**Task instructions:**
Retype the rows from the line containing "refresh-icon[interactable]: ↻ bbox=[731, 8, 740, 20]" through the line containing "tab-bar: Mission Hub", including both of those lines.

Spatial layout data
>> begin
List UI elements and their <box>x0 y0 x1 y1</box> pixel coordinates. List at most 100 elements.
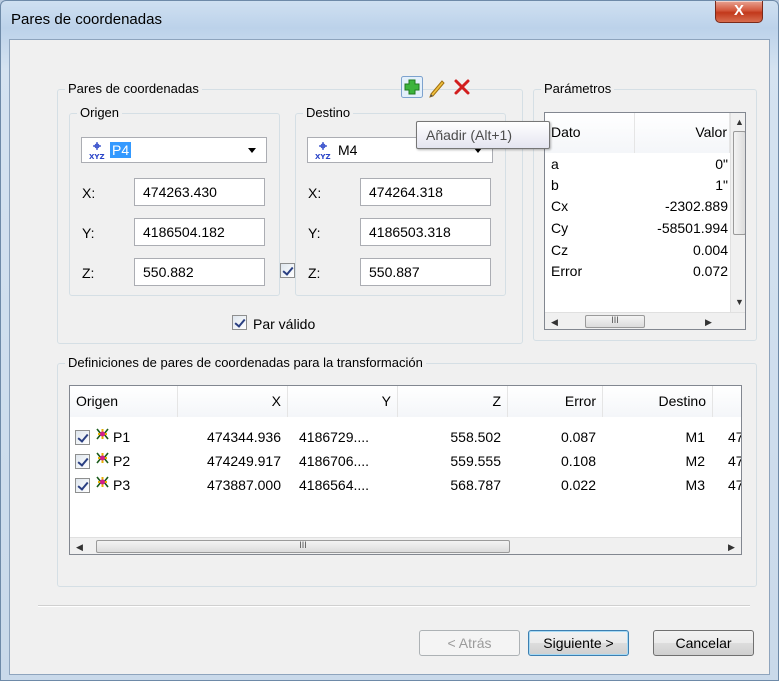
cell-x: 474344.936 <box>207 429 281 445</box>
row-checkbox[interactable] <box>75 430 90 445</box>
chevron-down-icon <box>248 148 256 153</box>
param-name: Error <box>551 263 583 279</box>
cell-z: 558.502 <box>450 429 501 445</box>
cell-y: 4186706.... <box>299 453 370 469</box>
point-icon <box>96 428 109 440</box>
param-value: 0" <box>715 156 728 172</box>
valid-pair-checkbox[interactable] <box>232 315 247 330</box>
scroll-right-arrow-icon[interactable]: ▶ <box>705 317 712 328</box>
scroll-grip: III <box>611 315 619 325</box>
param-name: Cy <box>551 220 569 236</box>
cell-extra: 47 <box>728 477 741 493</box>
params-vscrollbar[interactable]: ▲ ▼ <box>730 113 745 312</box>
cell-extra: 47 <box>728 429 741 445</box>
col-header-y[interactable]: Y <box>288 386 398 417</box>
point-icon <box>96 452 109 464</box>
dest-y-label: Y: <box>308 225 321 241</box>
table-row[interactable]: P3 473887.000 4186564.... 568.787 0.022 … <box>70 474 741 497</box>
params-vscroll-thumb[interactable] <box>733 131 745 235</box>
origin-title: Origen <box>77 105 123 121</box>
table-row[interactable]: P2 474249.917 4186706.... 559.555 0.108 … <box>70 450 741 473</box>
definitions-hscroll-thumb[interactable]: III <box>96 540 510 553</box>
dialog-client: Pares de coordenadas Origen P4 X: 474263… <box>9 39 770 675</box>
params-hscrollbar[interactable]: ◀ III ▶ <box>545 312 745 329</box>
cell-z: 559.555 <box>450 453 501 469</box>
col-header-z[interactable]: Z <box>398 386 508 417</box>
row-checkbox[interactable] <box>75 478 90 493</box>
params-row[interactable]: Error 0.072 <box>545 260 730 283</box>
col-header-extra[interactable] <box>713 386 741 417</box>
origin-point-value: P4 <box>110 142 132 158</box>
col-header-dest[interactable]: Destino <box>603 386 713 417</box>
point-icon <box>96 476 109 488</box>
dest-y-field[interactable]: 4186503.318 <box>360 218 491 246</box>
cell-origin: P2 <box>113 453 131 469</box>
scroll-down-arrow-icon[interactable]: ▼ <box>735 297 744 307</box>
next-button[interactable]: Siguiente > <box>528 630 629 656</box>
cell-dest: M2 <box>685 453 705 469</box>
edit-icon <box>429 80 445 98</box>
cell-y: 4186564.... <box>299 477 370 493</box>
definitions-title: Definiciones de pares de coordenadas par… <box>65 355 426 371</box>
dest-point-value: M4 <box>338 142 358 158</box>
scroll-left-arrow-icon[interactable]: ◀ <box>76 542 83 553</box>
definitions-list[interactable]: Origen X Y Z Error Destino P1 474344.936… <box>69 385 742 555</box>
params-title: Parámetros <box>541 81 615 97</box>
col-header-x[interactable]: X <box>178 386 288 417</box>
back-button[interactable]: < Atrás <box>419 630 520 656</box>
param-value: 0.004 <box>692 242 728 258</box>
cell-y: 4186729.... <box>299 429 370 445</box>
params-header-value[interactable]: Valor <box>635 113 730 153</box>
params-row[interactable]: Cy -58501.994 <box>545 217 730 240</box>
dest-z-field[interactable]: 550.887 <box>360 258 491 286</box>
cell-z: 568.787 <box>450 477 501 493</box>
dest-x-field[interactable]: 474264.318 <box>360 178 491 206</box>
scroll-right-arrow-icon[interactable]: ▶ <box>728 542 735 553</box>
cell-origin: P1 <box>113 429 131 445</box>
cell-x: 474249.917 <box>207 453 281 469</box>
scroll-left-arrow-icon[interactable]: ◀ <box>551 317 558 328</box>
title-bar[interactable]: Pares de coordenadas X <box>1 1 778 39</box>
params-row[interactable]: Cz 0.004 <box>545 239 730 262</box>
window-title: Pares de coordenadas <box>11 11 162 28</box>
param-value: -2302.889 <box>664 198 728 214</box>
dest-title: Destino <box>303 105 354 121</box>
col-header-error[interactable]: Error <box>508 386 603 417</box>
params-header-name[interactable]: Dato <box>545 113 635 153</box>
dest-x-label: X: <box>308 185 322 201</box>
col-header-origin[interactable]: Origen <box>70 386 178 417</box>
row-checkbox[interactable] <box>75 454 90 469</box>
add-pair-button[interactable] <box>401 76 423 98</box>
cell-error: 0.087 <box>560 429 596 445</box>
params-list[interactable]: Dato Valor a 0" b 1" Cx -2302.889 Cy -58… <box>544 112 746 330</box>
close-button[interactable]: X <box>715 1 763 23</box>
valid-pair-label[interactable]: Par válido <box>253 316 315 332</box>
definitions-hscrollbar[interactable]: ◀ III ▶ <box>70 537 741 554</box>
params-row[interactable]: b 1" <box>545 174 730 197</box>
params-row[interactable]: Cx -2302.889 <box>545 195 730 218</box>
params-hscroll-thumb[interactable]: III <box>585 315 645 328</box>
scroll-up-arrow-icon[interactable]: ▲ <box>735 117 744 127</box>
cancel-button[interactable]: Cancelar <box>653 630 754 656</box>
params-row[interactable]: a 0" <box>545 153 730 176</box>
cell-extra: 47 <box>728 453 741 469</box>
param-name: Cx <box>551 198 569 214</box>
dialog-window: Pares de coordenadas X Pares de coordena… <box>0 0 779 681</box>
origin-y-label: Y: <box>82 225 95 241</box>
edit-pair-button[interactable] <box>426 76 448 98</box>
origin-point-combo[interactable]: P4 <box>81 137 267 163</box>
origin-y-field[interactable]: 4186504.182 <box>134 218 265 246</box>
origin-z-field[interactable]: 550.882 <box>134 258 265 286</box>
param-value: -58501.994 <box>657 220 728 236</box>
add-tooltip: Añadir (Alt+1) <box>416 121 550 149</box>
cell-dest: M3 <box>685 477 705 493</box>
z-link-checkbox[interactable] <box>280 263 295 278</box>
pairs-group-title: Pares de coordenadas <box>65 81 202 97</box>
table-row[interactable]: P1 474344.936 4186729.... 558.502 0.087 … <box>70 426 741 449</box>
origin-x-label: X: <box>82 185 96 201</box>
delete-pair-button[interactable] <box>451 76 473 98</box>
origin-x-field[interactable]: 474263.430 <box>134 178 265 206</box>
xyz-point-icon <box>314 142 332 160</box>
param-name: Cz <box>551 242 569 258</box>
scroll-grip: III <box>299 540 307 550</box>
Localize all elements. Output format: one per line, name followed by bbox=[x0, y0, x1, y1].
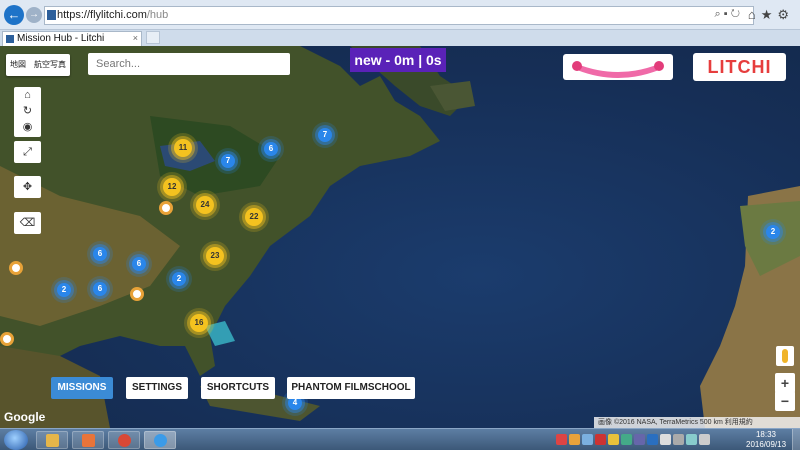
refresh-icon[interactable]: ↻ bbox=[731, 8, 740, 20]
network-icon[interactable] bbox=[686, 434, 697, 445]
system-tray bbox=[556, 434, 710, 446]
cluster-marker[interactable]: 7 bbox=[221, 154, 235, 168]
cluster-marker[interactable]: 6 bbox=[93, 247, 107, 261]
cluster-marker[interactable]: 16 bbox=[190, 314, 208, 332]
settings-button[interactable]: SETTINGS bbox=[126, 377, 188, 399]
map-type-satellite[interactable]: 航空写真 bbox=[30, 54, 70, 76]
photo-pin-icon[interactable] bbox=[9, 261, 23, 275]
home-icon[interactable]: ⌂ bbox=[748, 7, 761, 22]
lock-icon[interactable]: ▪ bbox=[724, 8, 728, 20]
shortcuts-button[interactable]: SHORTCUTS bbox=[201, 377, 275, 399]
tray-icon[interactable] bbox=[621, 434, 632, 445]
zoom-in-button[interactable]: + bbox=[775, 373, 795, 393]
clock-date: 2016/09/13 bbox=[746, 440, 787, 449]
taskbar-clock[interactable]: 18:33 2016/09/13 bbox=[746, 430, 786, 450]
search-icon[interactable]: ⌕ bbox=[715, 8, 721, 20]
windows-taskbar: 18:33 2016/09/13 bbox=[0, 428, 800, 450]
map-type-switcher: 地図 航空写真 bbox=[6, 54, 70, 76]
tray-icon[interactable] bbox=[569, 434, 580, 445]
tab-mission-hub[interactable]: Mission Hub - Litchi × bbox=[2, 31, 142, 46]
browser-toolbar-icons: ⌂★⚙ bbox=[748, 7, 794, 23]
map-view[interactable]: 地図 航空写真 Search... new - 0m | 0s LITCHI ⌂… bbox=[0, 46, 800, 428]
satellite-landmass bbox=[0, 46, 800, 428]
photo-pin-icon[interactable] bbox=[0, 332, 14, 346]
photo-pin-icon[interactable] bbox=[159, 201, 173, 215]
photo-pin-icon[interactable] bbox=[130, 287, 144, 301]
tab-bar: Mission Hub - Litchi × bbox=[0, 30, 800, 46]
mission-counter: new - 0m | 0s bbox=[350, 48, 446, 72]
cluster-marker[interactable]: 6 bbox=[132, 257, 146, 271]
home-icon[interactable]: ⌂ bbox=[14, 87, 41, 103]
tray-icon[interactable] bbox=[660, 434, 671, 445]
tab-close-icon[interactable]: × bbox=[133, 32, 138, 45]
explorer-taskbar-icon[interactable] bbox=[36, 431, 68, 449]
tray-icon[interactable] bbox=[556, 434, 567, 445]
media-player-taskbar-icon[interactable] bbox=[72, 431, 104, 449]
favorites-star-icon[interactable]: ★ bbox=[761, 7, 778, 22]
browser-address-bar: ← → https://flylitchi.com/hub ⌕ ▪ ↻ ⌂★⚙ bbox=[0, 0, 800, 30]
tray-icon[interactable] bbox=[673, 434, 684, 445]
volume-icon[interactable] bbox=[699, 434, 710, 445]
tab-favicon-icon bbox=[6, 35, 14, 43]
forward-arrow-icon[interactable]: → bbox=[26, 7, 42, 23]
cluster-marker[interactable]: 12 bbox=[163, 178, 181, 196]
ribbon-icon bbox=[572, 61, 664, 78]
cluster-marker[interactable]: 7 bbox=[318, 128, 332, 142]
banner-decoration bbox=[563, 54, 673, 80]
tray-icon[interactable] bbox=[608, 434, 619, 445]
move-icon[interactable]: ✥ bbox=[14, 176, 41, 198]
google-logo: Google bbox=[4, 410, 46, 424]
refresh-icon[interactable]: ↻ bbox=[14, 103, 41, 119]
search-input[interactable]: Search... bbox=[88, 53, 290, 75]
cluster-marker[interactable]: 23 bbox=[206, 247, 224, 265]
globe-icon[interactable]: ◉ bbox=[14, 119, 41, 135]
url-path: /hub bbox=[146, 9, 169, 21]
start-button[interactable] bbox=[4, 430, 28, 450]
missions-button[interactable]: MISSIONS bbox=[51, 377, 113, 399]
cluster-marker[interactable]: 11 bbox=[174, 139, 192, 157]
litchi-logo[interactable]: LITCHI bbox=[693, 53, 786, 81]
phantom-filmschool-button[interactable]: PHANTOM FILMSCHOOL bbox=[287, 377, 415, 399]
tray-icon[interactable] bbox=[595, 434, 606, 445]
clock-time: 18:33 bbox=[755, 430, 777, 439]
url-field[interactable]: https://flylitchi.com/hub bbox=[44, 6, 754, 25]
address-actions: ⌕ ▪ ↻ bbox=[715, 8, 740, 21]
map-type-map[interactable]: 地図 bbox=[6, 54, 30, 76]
>> end
**The result:**
refresh-icon[interactable]: ↻ bbox=[731, 8, 740, 20]
network-icon[interactable] bbox=[686, 434, 697, 445]
system-tray bbox=[556, 434, 710, 446]
cluster-marker[interactable]: 7 bbox=[221, 154, 235, 168]
cluster-marker[interactable]: 6 bbox=[93, 247, 107, 261]
cluster-marker[interactable]: 16 bbox=[190, 314, 208, 332]
settings-button[interactable]: SETTINGS bbox=[126, 377, 188, 399]
map-type-satellite[interactable]: 航空写真 bbox=[30, 54, 70, 76]
photo-pin-icon[interactable] bbox=[9, 261, 23, 275]
home-icon[interactable]: ⌂ bbox=[748, 7, 761, 22]
lock-icon[interactable]: ▪ bbox=[724, 8, 728, 20]
shortcuts-button[interactable]: SHORTCUTS bbox=[201, 377, 275, 399]
tray-icon[interactable] bbox=[621, 434, 632, 445]
zoom-in-button[interactable]: + bbox=[775, 373, 795, 393]
clock-date: 2016/09/13 bbox=[746, 440, 787, 449]
taskbar-clock[interactable]: 18:33 2016/09/13 bbox=[746, 430, 786, 450]
search-icon[interactable]: ⌕ bbox=[715, 8, 721, 20]
windows-taskbar: 18:33 2016/09/13 bbox=[0, 428, 800, 450]
map-type-switcher: 地図 航空写真 bbox=[6, 54, 70, 76]
tray-icon[interactable] bbox=[569, 434, 580, 445]
tab-mission-hub[interactable]: Mission Hub - Litchi × bbox=[2, 31, 142, 46]
browser-toolbar-icons: ⌂★⚙ bbox=[748, 7, 794, 23]
map-view[interactable]: 地図 航空写真 Search... new - 0m | 0s LITCHI ⌂… bbox=[0, 46, 800, 428]
satellite-landmass bbox=[0, 46, 800, 428]
photo-pin-icon[interactable] bbox=[0, 332, 14, 346]
photo-pin-icon[interactable] bbox=[159, 201, 173, 215]
photo-pin-icon[interactable] bbox=[130, 287, 144, 301]
tab-bar: Mission Hub - Litchi × bbox=[0, 30, 800, 46]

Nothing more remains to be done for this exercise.